> Do this: List all the lines in these records that hold "ylabel".

> Supplied entries:
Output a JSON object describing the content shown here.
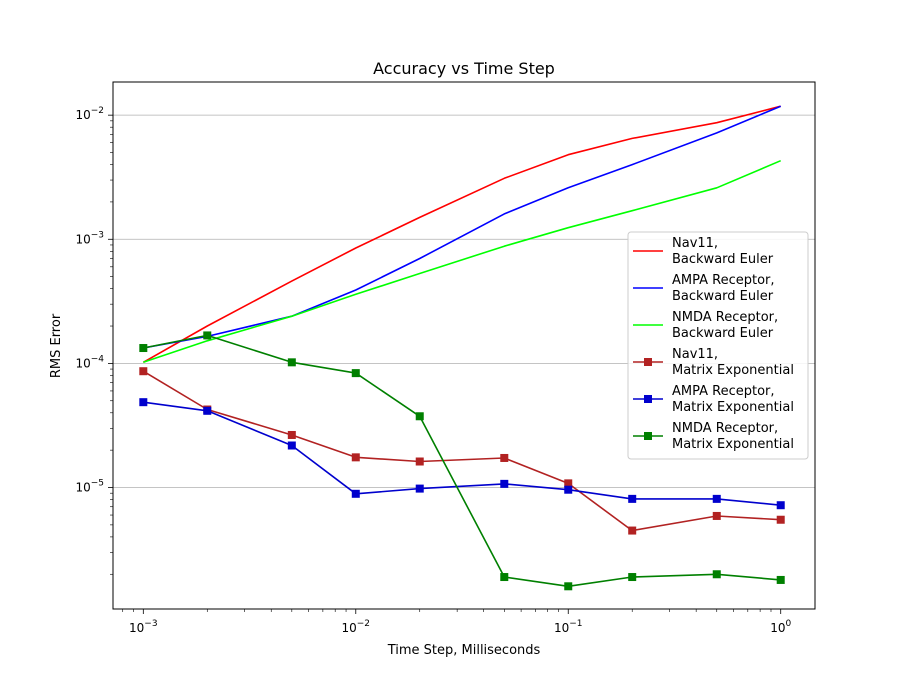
{
  "chart_data": {
    "type": "line",
    "title": "Accuracy vs Time Step",
    "xlabel": "Time Step, Milliseconds",
    "ylabel": "RMS Error",
    "xscale": "log",
    "yscale": "log",
    "xlim": [
      0.00072,
      1.45
    ],
    "ylim": [
      1.05e-06,
      0.0185
    ],
    "xticks": [
      {
        "value": 0.001,
        "base": "10",
        "exp": "−3"
      },
      {
        "value": 0.01,
        "base": "10",
        "exp": "−2"
      },
      {
        "value": 0.1,
        "base": "10",
        "exp": "−1"
      },
      {
        "value": 1,
        "base": "10",
        "exp": "0"
      }
    ],
    "yticks": [
      {
        "value": 1e-05,
        "base": "10",
        "exp": "−5"
      },
      {
        "value": 0.0001,
        "base": "10",
        "exp": "−4"
      },
      {
        "value": 0.001,
        "base": "10",
        "exp": "−3"
      },
      {
        "value": 0.01,
        "base": "10",
        "exp": "−2"
      }
    ],
    "grid": "y-major",
    "legend_position": "center-right",
    "x": [
      0.001,
      0.002,
      0.005,
      0.01,
      0.02,
      0.05,
      0.1,
      0.2,
      0.5,
      1
    ],
    "series": [
      {
        "name": [
          "Nav11,",
          "Backward Euler"
        ],
        "color": "#ff0000",
        "marker": "none",
        "values": [
          0.000102,
          0.0002,
          0.00046,
          0.00085,
          0.0015,
          0.0031,
          0.0048,
          0.0065,
          0.0087,
          0.0118
        ]
      },
      {
        "name": [
          "AMPA Receptor,",
          "Backward Euler"
        ],
        "color": "#0000ff",
        "marker": "none",
        "values": [
          0.000133,
          0.000165,
          0.00024,
          0.00039,
          0.0007,
          0.0016,
          0.0026,
          0.004,
          0.0072,
          0.0118
        ]
      },
      {
        "name": [
          "NMDA Receptor,",
          "Backward Euler"
        ],
        "color": "#00ff00",
        "marker": "none",
        "values": [
          0.000102,
          0.000152,
          0.00024,
          0.00036,
          0.00053,
          0.00088,
          0.00124,
          0.0017,
          0.0026,
          0.0043
        ]
      },
      {
        "name": [
          "Nav11,",
          "Matrix Exponential"
        ],
        "color": "#b22222",
        "marker": "square",
        "values": [
          8.65e-05,
          4.25e-05,
          2.65e-05,
          1.75e-05,
          1.62e-05,
          1.73e-05,
          1.08e-05,
          4.5e-06,
          5.9e-06,
          5.5e-06
        ]
      },
      {
        "name": [
          "AMPA Receptor,",
          "Matrix Exponential"
        ],
        "color": "#0000cd",
        "marker": "square",
        "values": [
          4.87e-05,
          4.15e-05,
          2.18e-05,
          8.9e-06,
          9.8e-06,
          1.07e-05,
          9.6e-06,
          8.1e-06,
          8.1e-06,
          7.2e-06
        ]
      },
      {
        "name": [
          "NMDA Receptor,",
          "Matrix Exponential"
        ],
        "color": "#008000",
        "marker": "square",
        "values": [
          0.000133,
          0.000168,
          0.000102,
          8.35e-05,
          3.75e-05,
          1.9e-06,
          1.6e-06,
          1.9e-06,
          2e-06,
          1.8e-06
        ]
      }
    ]
  }
}
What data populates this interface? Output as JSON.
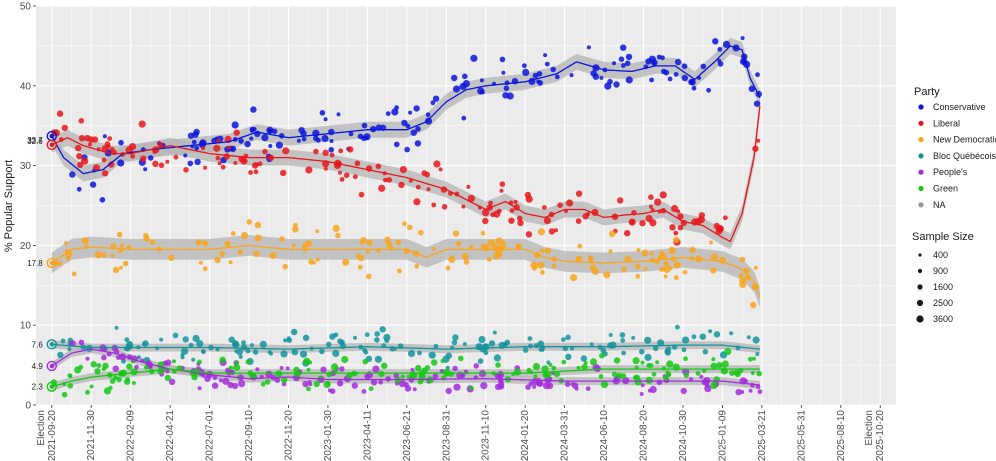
{
  "chart_data": {
    "type": "scatter",
    "title": "",
    "xlabel": "",
    "ylabel": "% Popular Support",
    "ylim": [
      0,
      50
    ],
    "y_ticks": [
      "0",
      "10",
      "20",
      "30",
      "40",
      "50"
    ],
    "x_ticks": [
      "Election\n2021-09-20",
      "2021-11-30",
      "2022-02-09",
      "2022-04-21",
      "2022-07-01",
      "2022-09-10",
      "2022-11-20",
      "2023-01-30",
      "2023-04-11",
      "2023-06-21",
      "2023-08-31",
      "2023-11-10",
      "2024-01-20",
      "2024-03-31",
      "2024-06-10",
      "2024-08-20",
      "2024-10-30",
      "2025-01-09",
      "2025-03-21",
      "2025-05-31",
      "2025-08-10",
      "Election\n2025-10-20"
    ],
    "x_index_range": [
      -0.4,
      21.4
    ],
    "grid": true,
    "legend_position": "right",
    "legend_title": "Party",
    "series": [
      {
        "name": "Conservative",
        "color": "#0a14dc",
        "election_value": 33.7,
        "trend": [
          [
            0,
            33.7
          ],
          [
            0.3,
            31
          ],
          [
            0.8,
            29
          ],
          [
            1.3,
            29.5
          ],
          [
            1.8,
            31.5
          ],
          [
            2.5,
            32
          ],
          [
            3.5,
            32.5
          ],
          [
            4.5,
            33
          ],
          [
            5.2,
            34.2
          ],
          [
            6,
            33.5
          ],
          [
            7,
            34
          ],
          [
            8,
            34.5
          ],
          [
            9,
            34.5
          ],
          [
            9.5,
            35.5
          ],
          [
            10,
            38
          ],
          [
            10.5,
            39.5
          ],
          [
            11,
            40
          ],
          [
            12,
            40.5
          ],
          [
            12.8,
            41.5
          ],
          [
            13.3,
            43
          ],
          [
            14,
            42
          ],
          [
            14.7,
            41.8
          ],
          [
            15.3,
            42.5
          ],
          [
            15.8,
            42.5
          ],
          [
            16.3,
            40.8
          ],
          [
            16.8,
            43
          ],
          [
            17.2,
            45
          ],
          [
            17.5,
            44.5
          ],
          [
            17.7,
            41
          ],
          [
            17.95,
            38.5
          ]
        ],
        "band": 1.0
      },
      {
        "name": "Liberal",
        "color": "#e8161c",
        "election_value": 32.6,
        "trend": [
          [
            0,
            32.6
          ],
          [
            0.4,
            33.5
          ],
          [
            0.8,
            32.5
          ],
          [
            1.5,
            31.5
          ],
          [
            2,
            31.5
          ],
          [
            3,
            32.5
          ],
          [
            4,
            31.5
          ],
          [
            5,
            31
          ],
          [
            6,
            31
          ],
          [
            7,
            30.5
          ],
          [
            8,
            29.5
          ],
          [
            9,
            28.5
          ],
          [
            10,
            27
          ],
          [
            10.6,
            25.5
          ],
          [
            11,
            24.5
          ],
          [
            11.5,
            25.5
          ],
          [
            12,
            24
          ],
          [
            12.5,
            23.5
          ],
          [
            13,
            24.5
          ],
          [
            13.5,
            24.5
          ],
          [
            14,
            23.5
          ],
          [
            14.5,
            23.8
          ],
          [
            15,
            24
          ],
          [
            15.5,
            24.5
          ],
          [
            16,
            23
          ],
          [
            16.5,
            22.5
          ],
          [
            17,
            21
          ],
          [
            17.2,
            20.5
          ],
          [
            17.5,
            24
          ],
          [
            17.8,
            31
          ],
          [
            17.95,
            37.5
          ]
        ],
        "band": 1.0
      },
      {
        "name": "New Democratic",
        "color": "#f8a41c",
        "election_value": 17.8,
        "trend": [
          [
            0,
            17.8
          ],
          [
            0.5,
            19.5
          ],
          [
            1,
            19.8
          ],
          [
            2,
            19.5
          ],
          [
            3,
            19.5
          ],
          [
            4,
            19.5
          ],
          [
            5,
            20
          ],
          [
            6,
            19.5
          ],
          [
            7,
            19.5
          ],
          [
            8,
            19.5
          ],
          [
            9,
            19.5
          ],
          [
            9.5,
            18.5
          ],
          [
            10,
            19.5
          ],
          [
            11,
            19.5
          ],
          [
            12,
            19.5
          ],
          [
            12.5,
            18.5
          ],
          [
            13,
            18
          ],
          [
            14,
            17.8
          ],
          [
            15,
            18
          ],
          [
            16,
            18.5
          ],
          [
            17,
            18
          ],
          [
            17.5,
            17
          ],
          [
            17.8,
            15.5
          ],
          [
            17.95,
            13.5
          ]
        ],
        "band": 1.3
      },
      {
        "name": "Bloc Québécois",
        "color": "#13949c",
        "election_value": 7.6,
        "trend": [
          [
            0,
            7.6
          ],
          [
            1,
            7.2
          ],
          [
            2,
            7.2
          ],
          [
            4,
            7.2
          ],
          [
            6,
            7
          ],
          [
            8,
            7.3
          ],
          [
            10,
            7
          ],
          [
            12,
            7.3
          ],
          [
            14,
            7.3
          ],
          [
            16,
            7.5
          ],
          [
            17,
            7.5
          ],
          [
            17.95,
            7
          ]
        ],
        "band": 0.5
      },
      {
        "name": "People's",
        "color": "#a42bdc",
        "election_value": 4.9,
        "trend": [
          [
            0,
            4.9
          ],
          [
            0.5,
            6.5
          ],
          [
            1,
            7
          ],
          [
            1.6,
            6.5
          ],
          [
            2.2,
            5.5
          ],
          [
            3,
            4.5
          ],
          [
            4,
            3.8
          ],
          [
            5,
            3.3
          ],
          [
            6,
            3.5
          ],
          [
            7,
            3.2
          ],
          [
            9,
            3.2
          ],
          [
            11,
            3.3
          ],
          [
            13,
            3
          ],
          [
            15,
            3
          ],
          [
            17,
            3
          ],
          [
            17.95,
            2.5
          ]
        ],
        "band": 0.5
      },
      {
        "name": "Green",
        "color": "#14c814",
        "election_value": 2.3,
        "trend": [
          [
            0,
            2.3
          ],
          [
            0.5,
            3
          ],
          [
            1,
            3.5
          ],
          [
            2,
            4
          ],
          [
            3,
            4.5
          ],
          [
            4,
            4
          ],
          [
            6,
            4
          ],
          [
            8,
            4
          ],
          [
            10,
            4
          ],
          [
            12,
            4
          ],
          [
            14,
            4.5
          ],
          [
            16,
            4.5
          ],
          [
            17,
            4.5
          ],
          [
            17.95,
            4.5
          ]
        ],
        "band": 0.5
      },
      {
        "name": "NA",
        "color": "#999999"
      }
    ],
    "scatter_spec": [
      {
        "series": "Conservative",
        "n": 175,
        "jitter": 1.4,
        "seed": 11
      },
      {
        "series": "Liberal",
        "n": 175,
        "jitter": 1.5,
        "seed": 23
      },
      {
        "series": "New Democratic",
        "n": 165,
        "jitter": 1.4,
        "seed": 37
      },
      {
        "series": "Bloc Québécois",
        "n": 160,
        "jitter": 0.9,
        "seed": 41
      },
      {
        "series": "People's",
        "n": 160,
        "jitter": 0.8,
        "seed": 53
      },
      {
        "series": "Green",
        "n": 160,
        "jitter": 0.9,
        "seed": 67
      }
    ],
    "election_annotations": [
      {
        "label": "33.7",
        "value": 33.7,
        "color": "#0a14dc",
        "label_offset": 4
      },
      {
        "label": "32.6",
        "value": 32.6,
        "color": "#e8161c",
        "label_offset": -4
      },
      {
        "label": "17.8",
        "value": 17.8,
        "color": "#f8a41c",
        "label_offset": 0
      },
      {
        "label": "7.6",
        "value": 7.6,
        "color": "#13949c",
        "label_offset": 0
      },
      {
        "label": "4.9",
        "value": 4.9,
        "color": "#a42bdc",
        "label_offset": 0
      },
      {
        "label": "2.3",
        "value": 2.3,
        "color": "#14c814",
        "label_offset": 0
      }
    ],
    "size_legend": {
      "title": "Sample Size",
      "values": [
        "400",
        "900",
        "1600",
        "2500",
        "3600"
      ]
    }
  },
  "colors": {
    "panel": "#ebebeb",
    "grid": "#ffffff",
    "band": "#b4b4b4"
  }
}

> Output for this task:
    "ylabel": "RMS Error",
    "ylabel": "% Popular Support",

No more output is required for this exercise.